Quote the listing below in its entirety, omitting every image.

Data records:
-=-=-

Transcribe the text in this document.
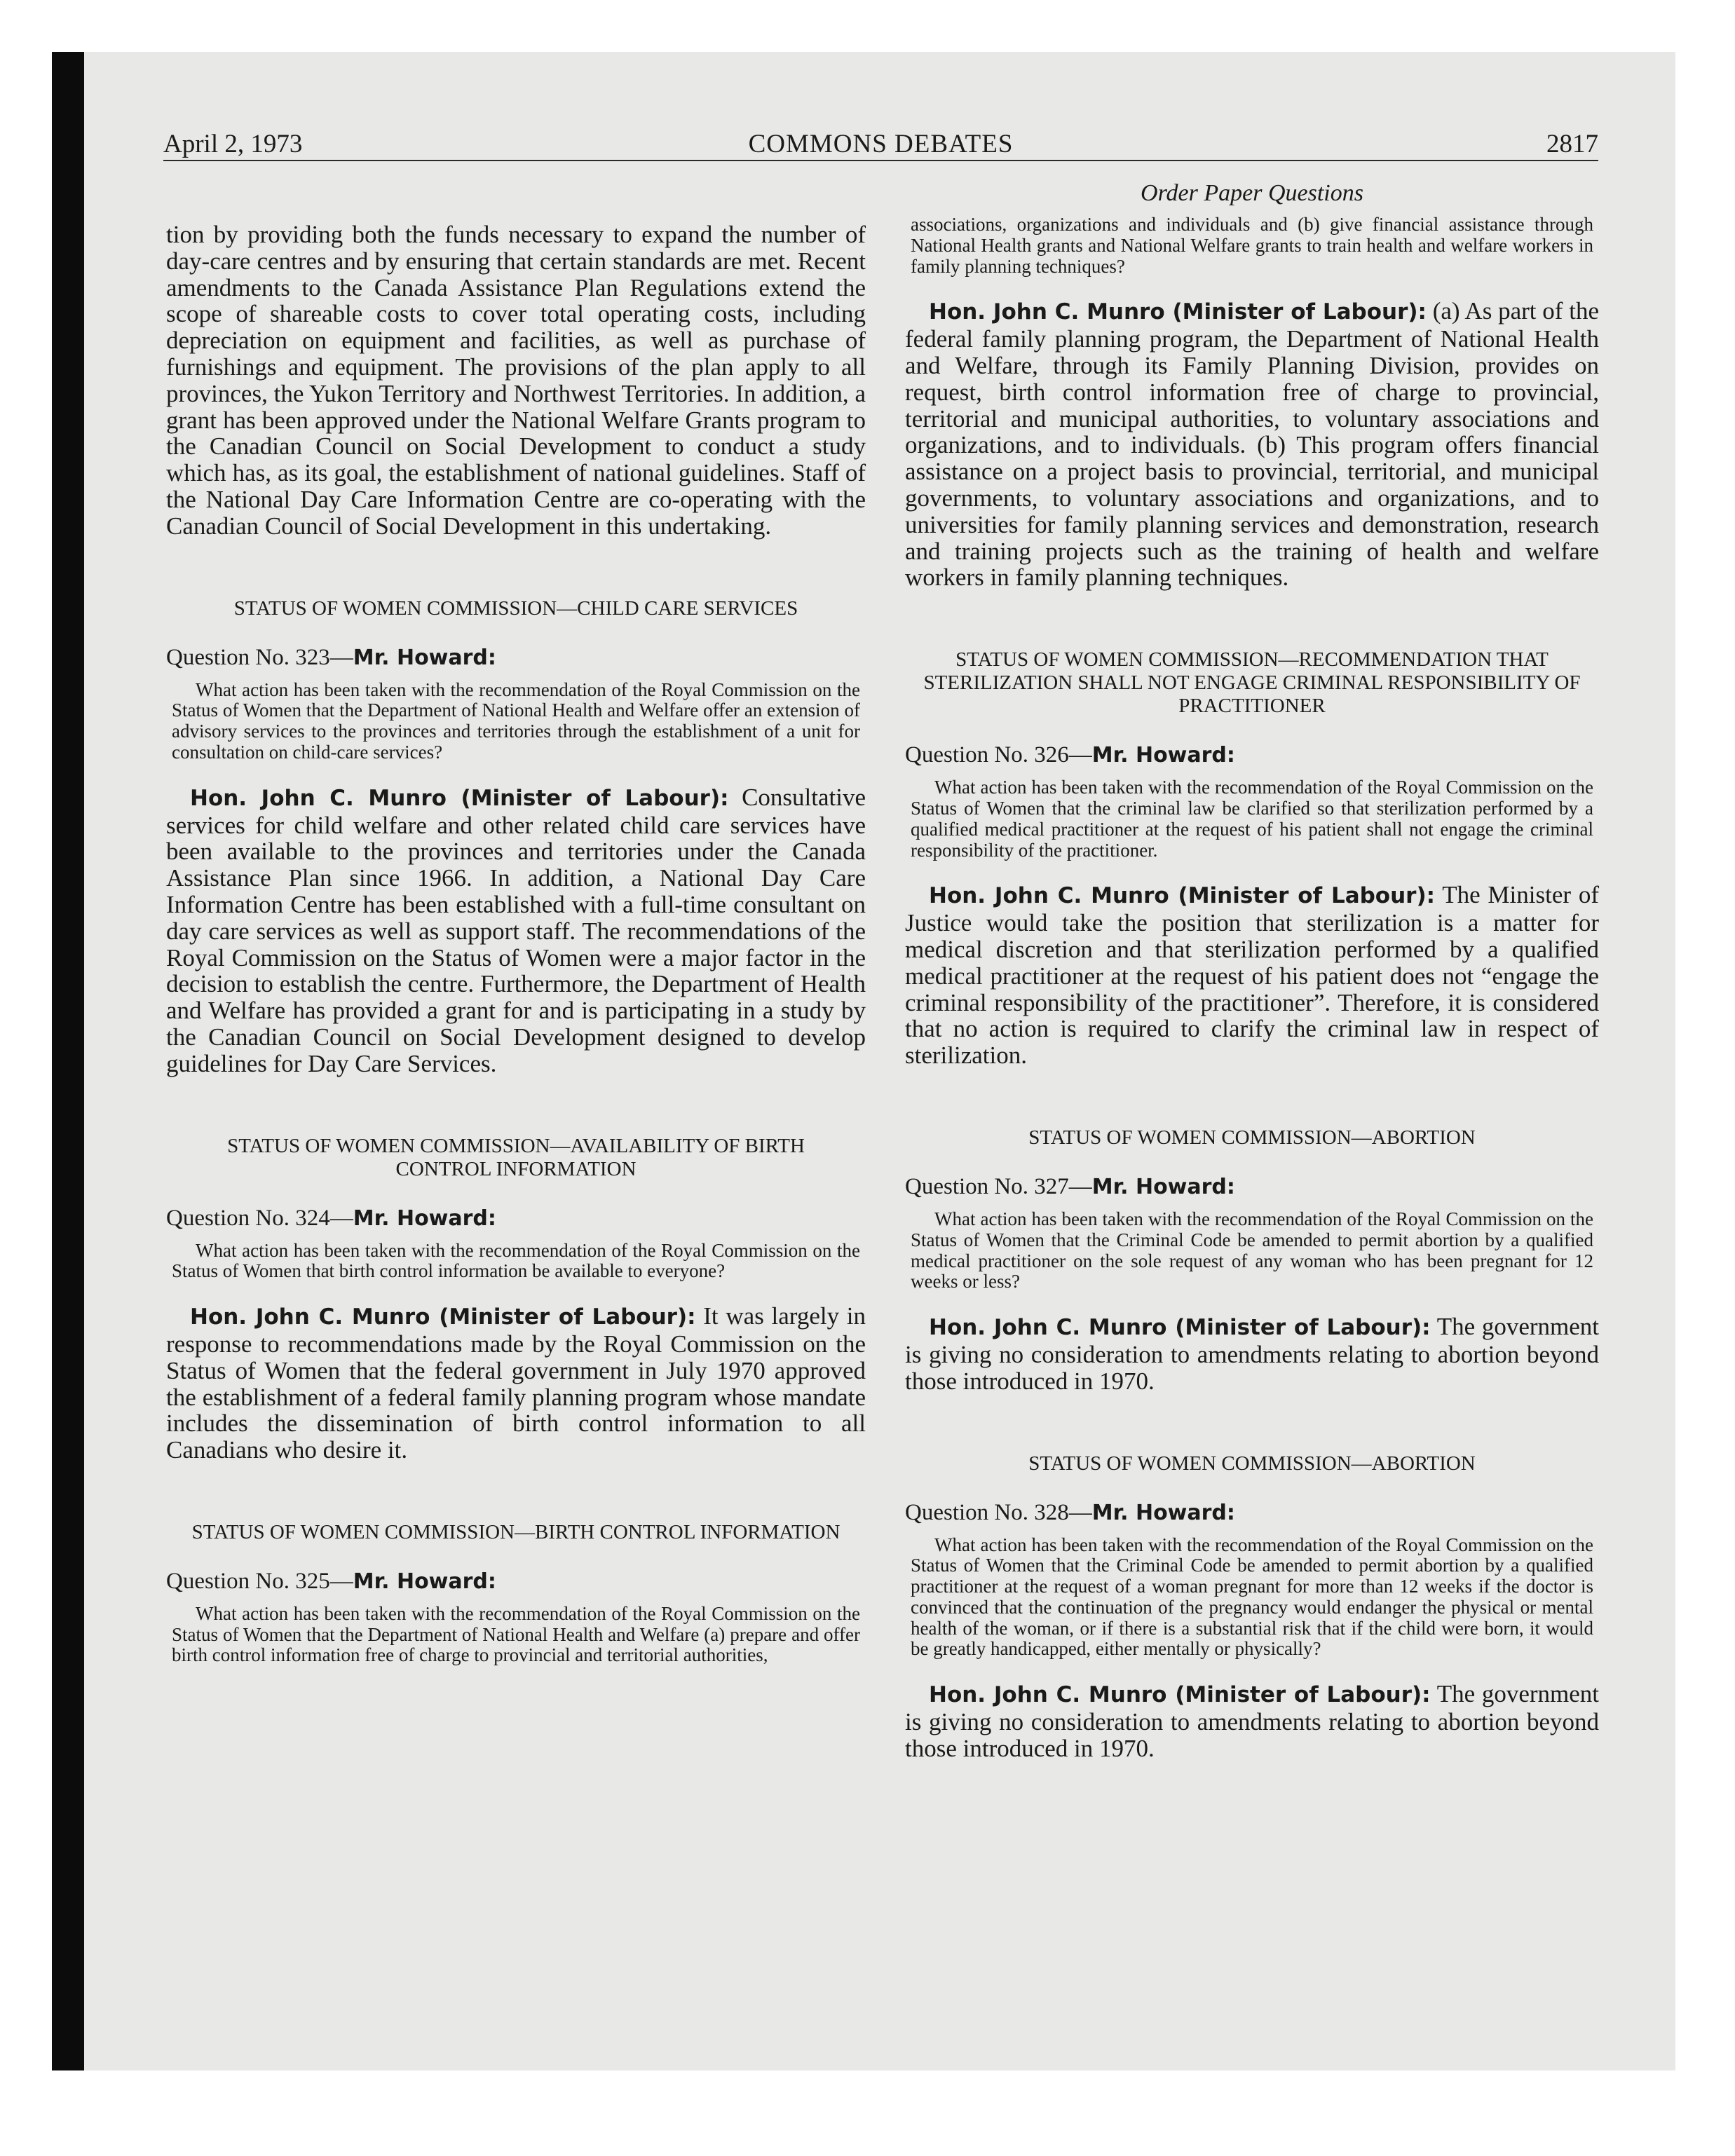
April 2, 1973	COMMONS DEBATES	2817

tion by providing both the funds necessary to expand the number of day-care centres and by ensuring that certain standards are met. Recent amendments to the Canada Assistance Plan Regulations extend the scope of shareable costs to cover total operating costs, including depreciation on equipment and facilities, as well as purchase of furnishings and equipment. The provisions of the plan apply to all provinces, the Yukon Territory and Northwest Territories. In addition, a grant has been approved under the National Welfare Grants program to the Canadian Council on Social Development to conduct a study which has, as its goal, the establishment of national guidelines. Staff of the National Day Care Information Centre are co-operating with the Canadian Council of Social Development in this undertaking.

STATUS OF WOMEN COMMISSION—CHILD CARE SERVICES

Question No. 323—Mr. Howard:

What action has been taken with the recommendation of the Royal Commission on the Status of Women that the Department of National Health and Welfare offer an extension of advisory services to the provinces and territories through the establishment of a unit for consultation on child-care services?

Hon. John C. Munro (Minister of Labour): Consultative services for child welfare and other related child care services have been available to the provinces and territories under the Canada Assistance Plan since 1966. In addition, a National Day Care Information Centre has been established with a full-time consultant on day care services as well as support staff. The recommendations of the Royal Commission on the Status of Women were a major factor in the decision to establish the centre. Furthermore, the Department of Health and Welfare has provided a grant for and is participating in a study by the Canadian Council on Social Development designed to develop guidelines for Day Care Services.

STATUS OF WOMEN COMMISSION—AVAILABILITY OF BIRTH CONTROL INFORMATION

Question No. 324—Mr. Howard:

What action has been taken with the recommendation of the Royal Commission on the Status of Women that birth control information be available to everyone?

Hon. John C. Munro (Minister of Labour): It was largely in response to recommendations made by the Royal Commission on the Status of Women that the federal government in July 1970 approved the establishment of a federal family planning program whose mandate includes the dissemination of birth control information to all Canadians who desire it.

STATUS OF WOMEN COMMISSION—BIRTH CONTROL INFORMATION

Question No. 325—Mr. Howard:

What action has been taken with the recommendation of the Royal Commission on the Status of Women that the Department of National Health and Welfare (a) prepare and offer birth control information free of charge to provincial and territorial authorities,

Order Paper Questions

associations, organizations and individuals and (b) give financial assistance through National Health grants and National Welfare grants to train health and welfare workers in family planning techniques?

Hon. John C. Munro (Minister of Labour): (a) As part of the federal family planning program, the Department of National Health and Welfare, through its Family Planning Division, provides on request, birth control information free of charge to provincial, territorial and municipal authorities, to voluntary associations and organizations, and to individuals. (b) This program offers financial assistance on a project basis to provincial, territorial, and municipal governments, to voluntary associations and organizations, and to universities for family planning services and demonstration, research and training projects such as the training of health and welfare workers in family planning techniques.

STATUS OF WOMEN COMMISSION—RECOMMENDATION THAT STERILIZATION SHALL NOT ENGAGE CRIMINAL RESPONSIBILITY OF PRACTITIONER

Question No. 326—Mr. Howard:

What action has been taken with the recommendation of the Royal Commission on the Status of Women that the criminal law be clarified so that sterilization performed by a qualified medical practitioner at the request of his patient shall not engage the criminal responsibility of the practitioner.

Hon. John C. Munro (Minister of Labour): The Minister of Justice would take the position that sterilization is a matter for medical discretion and that sterilization performed by a qualified medical practitioner at the request of his patient does not “engage the criminal responsibility of the practitioner”. Therefore, it is considered that no action is required to clarify the criminal law in respect of sterilization.

STATUS OF WOMEN COMMISSION—ABORTION

Question No. 327—Mr. Howard:

What action has been taken with the recommendation of the Royal Commission on the Status of Women that the Criminal Code be amended to permit abortion by a qualified medical practitioner on the sole request of any woman who has been pregnant for 12 weeks or less?

Hon. John C. Munro (Minister of Labour): The government is giving no consideration to amendments relating to abortion beyond those introduced in 1970.

STATUS OF WOMEN COMMISSION—ABORTION

Question No. 328—Mr. Howard:

What action has been taken with the recommendation of the Royal Commission on the Status of Women that the Criminal Code be amended to permit abortion by a qualified practitioner at the request of a woman pregnant for more than 12 weeks if the doctor is convinced that the continuation of the pregnancy would endanger the physical or mental health of the woman, or if there is a substantial risk that if the child were born, it would be greatly handicapped, either mentally or physically?

Hon. John C. Munro (Minister of Labour): The government is giving no consideration to amendments relating to abortion beyond those introduced in 1970.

-=-=-

*CORRECT RESPONSE*.
Transcribe the text in this document.
April 2, 1973	COMMONS DEBATES	2817

tion by providing both the funds necessary to expand the number of day-care centres and by ensuring that certain standards are met. Recent amendments to the Canada Assistance Plan Regulations extend the scope of shareable costs to cover total operating costs, including depreciation on equipment and facilities, as well as purchase of furnishings and equipment. The provisions of the plan apply to all provinces, the Yukon Territory and Northwest Territories. In addition, a grant has been approved under the National Welfare Grants program to the Canadian Council on Social Development to conduct a study which has, as its goal, the establishment of national guidelines. Staff of the National Day Care Information Centre are co-operating with the Canadian Council of Social Development in this undertaking.

STATUS OF WOMEN COMMISSION—CHILD CARE SERVICES

Question No. 323—Mr. Howard:

What action has been taken with the recommendation of the Royal Commission on the Status of Women that the Department of National Health and Welfare offer an extension of advisory services to the provinces and territories through the establishment of a unit for consultation on child-care services?

Hon. John C. Munro (Minister of Labour): Consultative services for child welfare and other related child care services have been available to the provinces and territories under the Canada Assistance Plan since 1966. In addition, a National Day Care Information Centre has been established with a full-time consultant on day care services as well as support staff. The recommendations of the Royal Commission on the Status of Women were a major factor in the decision to establish the centre. Furthermore, the Department of Health and Welfare has provided a grant for and is participating in a study by the Canadian Council on Social Development designed to develop guidelines for Day Care Services.

STATUS OF WOMEN COMMISSION—AVAILABILITY OF BIRTH CONTROL INFORMATION

Question No. 324—Mr. Howard:

What action has been taken with the recommendation of the Royal Commission on the Status of Women that birth control information be available to everyone?

Hon. John C. Munro (Minister of Labour): It was largely in response to recommendations made by the Royal Commission on the Status of Women that the federal government in July 1970 approved the establishment of a federal family planning program whose mandate includes the dissemination of birth control information to all Canadians who desire it.

STATUS OF WOMEN COMMISSION—BIRTH CONTROL INFORMATION

Question No. 325—Mr. Howard:

What action has been taken with the recommendation of the Royal Commission on the Status of Women that the Department of National Health and Welfare (a) prepare and offer birth control information free of charge to provincial and territorial authorities,

Order Paper Questions

associations, organizations and individuals and (b) give financial assistance through National Health grants and National Welfare grants to train health and welfare workers in family planning techniques?

Hon. John C. Munro (Minister of Labour): (a) As part of the federal family planning program, the Department of National Health and Welfare, through its Family Planning Division, provides on request, birth control information free of charge to provincial, territorial and municipal authorities, to voluntary associations and organizations, and to individuals. (b) This program offers financial assistance on a project basis to provincial, territorial, and municipal governments, to voluntary associations and organizations, and to universities for family planning services and demonstration, research and training projects such as the training of health and welfare workers in family planning techniques.

STATUS OF WOMEN COMMISSION—RECOMMENDATION THAT STERILIZATION SHALL NOT ENGAGE CRIMINAL RESPONSIBILITY OF PRACTITIONER

Question No. 326—Mr. Howard:

What action has been taken with the recommendation of the Royal Commission on the Status of Women that the criminal law be clarified so that sterilization performed by a qualified medical practitioner at the request of his patient shall not engage the criminal responsibility of the practitioner.

Hon. John C. Munro (Minister of Labour): The Minister of Justice would take the position that sterilization is a matter for medical discretion and that sterilization performed by a qualified medical practitioner at the request of his patient does not “engage the criminal responsibility of the practitioner”. Therefore, it is considered that no action is required to clarify the criminal law in respect of sterilization.

STATUS OF WOMEN COMMISSION—ABORTION

Question No. 327—Mr. Howard:

What action has been taken with the recommendation of the Royal Commission on the Status of Women that the Criminal Code be amended to permit abortion by a qualified medical practitioner on the sole request of any woman who has been pregnant for 12 weeks or less?

Hon. John C. Munro (Minister of Labour): The government is giving no consideration to amendments relating to abortion beyond those introduced in 1970.

STATUS OF WOMEN COMMISSION—ABORTION

Question No. 328—Mr. Howard:

What action has been taken with the recommendation of the Royal Commission on the Status of Women that the Criminal Code be amended to permit abortion by a qualified practitioner at the request of a woman pregnant for more than 12 weeks if the doctor is convinced that the continuation of the pregnancy would endanger the physical or mental health of the woman, or if there is a substantial risk that if the child were born, it would be greatly handicapped, either mentally or physically?

Hon. John C. Munro (Minister of Labour): The government is giving no consideration to amendments relating to abortion beyond those introduced in 1970.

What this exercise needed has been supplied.